*Task requirements:*
Reproduce each line of the material precisely.

*Extracted records:*
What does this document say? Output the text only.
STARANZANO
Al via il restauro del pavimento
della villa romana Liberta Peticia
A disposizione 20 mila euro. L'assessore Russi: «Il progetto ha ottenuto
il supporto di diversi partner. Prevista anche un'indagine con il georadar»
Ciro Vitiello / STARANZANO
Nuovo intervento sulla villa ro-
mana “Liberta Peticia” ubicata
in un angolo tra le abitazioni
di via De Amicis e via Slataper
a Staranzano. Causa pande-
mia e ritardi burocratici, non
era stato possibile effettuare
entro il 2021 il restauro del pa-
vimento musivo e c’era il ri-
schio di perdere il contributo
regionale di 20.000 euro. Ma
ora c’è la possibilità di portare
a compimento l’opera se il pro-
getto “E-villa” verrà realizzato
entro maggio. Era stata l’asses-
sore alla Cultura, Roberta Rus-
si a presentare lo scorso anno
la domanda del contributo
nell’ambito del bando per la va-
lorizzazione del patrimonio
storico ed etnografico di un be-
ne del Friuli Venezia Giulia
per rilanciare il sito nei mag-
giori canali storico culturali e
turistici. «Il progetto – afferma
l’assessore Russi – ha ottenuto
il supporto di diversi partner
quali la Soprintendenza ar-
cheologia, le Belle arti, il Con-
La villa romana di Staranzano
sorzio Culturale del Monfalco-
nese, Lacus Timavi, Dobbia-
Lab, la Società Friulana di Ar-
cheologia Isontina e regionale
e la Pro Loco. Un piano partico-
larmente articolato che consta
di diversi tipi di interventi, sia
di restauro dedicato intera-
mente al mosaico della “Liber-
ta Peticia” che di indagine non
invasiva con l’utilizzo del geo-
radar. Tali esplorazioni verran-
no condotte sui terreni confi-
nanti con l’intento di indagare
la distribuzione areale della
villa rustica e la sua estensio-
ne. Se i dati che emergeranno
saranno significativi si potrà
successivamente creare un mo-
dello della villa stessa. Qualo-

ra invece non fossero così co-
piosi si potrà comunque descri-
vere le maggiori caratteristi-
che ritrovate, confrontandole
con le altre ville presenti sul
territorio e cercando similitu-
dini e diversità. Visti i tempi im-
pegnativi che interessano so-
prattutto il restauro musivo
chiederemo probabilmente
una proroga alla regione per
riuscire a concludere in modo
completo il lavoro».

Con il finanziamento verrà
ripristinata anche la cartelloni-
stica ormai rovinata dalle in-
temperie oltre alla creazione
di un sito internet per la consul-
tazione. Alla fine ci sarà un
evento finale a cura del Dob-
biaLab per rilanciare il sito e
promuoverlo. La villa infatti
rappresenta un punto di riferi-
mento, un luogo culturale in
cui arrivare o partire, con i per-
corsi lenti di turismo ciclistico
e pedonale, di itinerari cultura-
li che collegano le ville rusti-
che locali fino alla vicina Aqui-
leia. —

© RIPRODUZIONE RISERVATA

*The response:*
What does this document say? Output the text only.
STARANZANO
Al via il restauro del pavimento
della villa romana Liberta Peticia
A disposizione 20 mila euro. L'assessore Russi: «Il progetto ha ottenuto
il supporto di diversi partner. Prevista anche un'indagine con il georadar»
Ciro Vitiello / STARANZANO
Nuovo intervento sulla villa ro-
mana “Liberta Peticia” ubicata
in un angolo tra le abitazioni
di via De Amicis e via Slataper
a Staranzano. Causa pande-
mia e ritardi burocratici, non
era stato possibile effettuare
entro il 2021 il restauro del pa-
vimento musivo e c’era il ri-
schio di perdere il contributo
regionale di 20.000 euro. Ma
ora c’è la possibilità di portare
a compimento l’opera se il pro-
getto “E-villa” verrà realizzato
entro maggio. Era stata l’asses-
sore alla Cultura, Roberta Rus-
si a presentare lo scorso anno
la domanda del contributo
nell’ambito del bando per la va-
lorizzazione del patrimonio
storico ed etnografico di un be-
ne del Friuli Venezia Giulia
per rilanciare il sito nei mag-
giori canali storico culturali e
turistici. «Il progetto – afferma
l’assessore Russi – ha ottenuto
il supporto di diversi partner
quali la Soprintendenza ar-
cheologia, le Belle arti, il Con-
La villa romana di Staranzano
sorzio Culturale del Monfalco-
nese, Lacus Timavi, Dobbia-
Lab, la Società Friulana di Ar-
cheologia Isontina e regionale
e la Pro Loco. Un piano partico-
larmente articolato che consta
di diversi tipi di interventi, sia
di restauro dedicato intera-
mente al mosaico della “Liber-
ta Peticia” che di indagine non
invasiva con l’utilizzo del geo-
radar. Tali esplorazioni verran-
no condotte sui terreni confi-
nanti con l’intento di indagare
la distribuzione areale della
villa rustica e la sua estensio-
ne. Se i dati che emergeranno
saranno significativi si potrà
successivamente creare un mo-
dello della villa stessa. Qualo-

ra invece non fossero così co-
piosi si potrà comunque descri-
vere le maggiori caratteristi-
che ritrovate, confrontandole
con le altre ville presenti sul
territorio e cercando similitu-
dini e diversità. Visti i tempi im-
pegnativi che interessano so-
prattutto il restauro musivo
chiederemo probabilmente
una proroga alla regione per
riuscire a concludere in modo
completo il lavoro».

Con il finanziamento verrà
ripristinata anche la cartelloni-
stica ormai rovinata dalle in-
temperie oltre alla creazione
di un sito internet per la consul-
tazione. Alla fine ci sarà un
evento finale a cura del Dob-
biaLab per rilanciare il sito e
promuoverlo. La villa infatti
rappresenta un punto di riferi-
mento, un luogo culturale in
cui arrivare o partire, con i per-
corsi lenti di turismo ciclistico
e pedonale, di itinerari cultura-
li che collegano le ville rusti-
che locali fino alla vicina Aqui-
leia. —

© RIPRODUZIONE RISERVATA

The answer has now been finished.